Stored records.

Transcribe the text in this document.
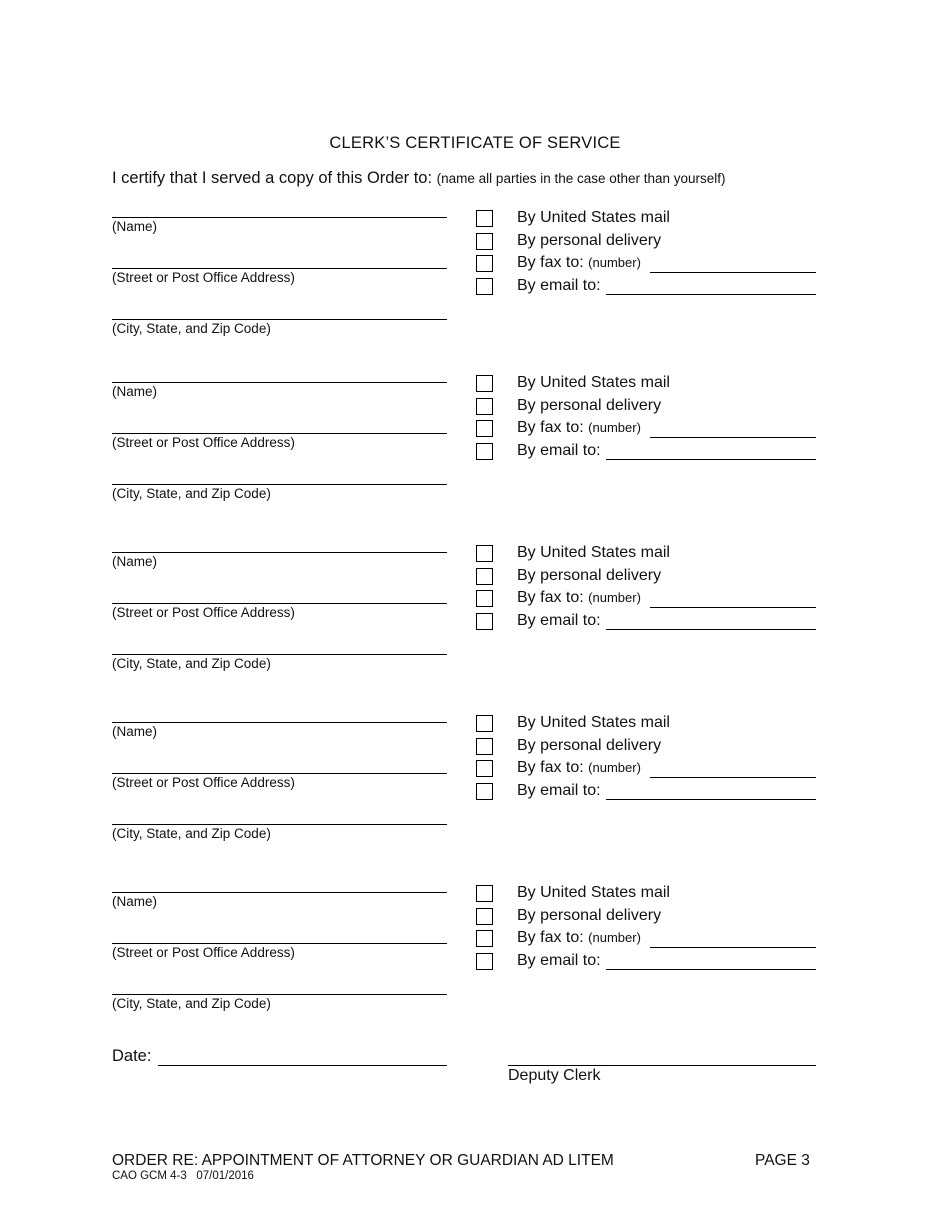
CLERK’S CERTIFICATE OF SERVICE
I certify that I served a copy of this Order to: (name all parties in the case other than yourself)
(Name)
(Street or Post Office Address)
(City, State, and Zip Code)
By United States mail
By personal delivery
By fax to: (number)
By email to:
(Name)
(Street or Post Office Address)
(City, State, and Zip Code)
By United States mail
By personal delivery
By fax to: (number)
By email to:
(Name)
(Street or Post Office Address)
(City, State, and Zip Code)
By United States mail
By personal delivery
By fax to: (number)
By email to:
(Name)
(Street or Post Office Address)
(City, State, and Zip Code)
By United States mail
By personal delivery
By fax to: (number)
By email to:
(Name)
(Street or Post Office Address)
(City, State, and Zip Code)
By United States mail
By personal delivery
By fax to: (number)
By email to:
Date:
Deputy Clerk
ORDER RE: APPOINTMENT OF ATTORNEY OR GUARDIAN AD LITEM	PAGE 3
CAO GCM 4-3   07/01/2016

Task instructions.
Transcribe the material as is, with images omitted.

The answer.
Transcribe the text in this document.
CLERK’S CERTIFICATE OF SERVICE
I certify that I served a copy of this Order to: (name all parties in the case other than yourself)
(Name)
(Street or Post Office Address)
(City, State, and Zip Code)
By United States mail
By personal delivery
By fax to: (number)
By email to:
(Name)
(Street or Post Office Address)
(City, State, and Zip Code)
By United States mail
By personal delivery
By fax to: (number)
By email to:
(Name)
(Street or Post Office Address)
(City, State, and Zip Code)
By United States mail
By personal delivery
By fax to: (number)
By email to:
(Name)
(Street or Post Office Address)
(City, State, and Zip Code)
By United States mail
By personal delivery
By fax to: (number)
By email to:
(Name)
(Street or Post Office Address)
(City, State, and Zip Code)
By United States mail
By personal delivery
By fax to: (number)
By email to:
Date:
Deputy Clerk
ORDER RE: APPOINTMENT OF ATTORNEY OR GUARDIAN AD LITEM	PAGE 3
CAO GCM 4-3   07/01/2016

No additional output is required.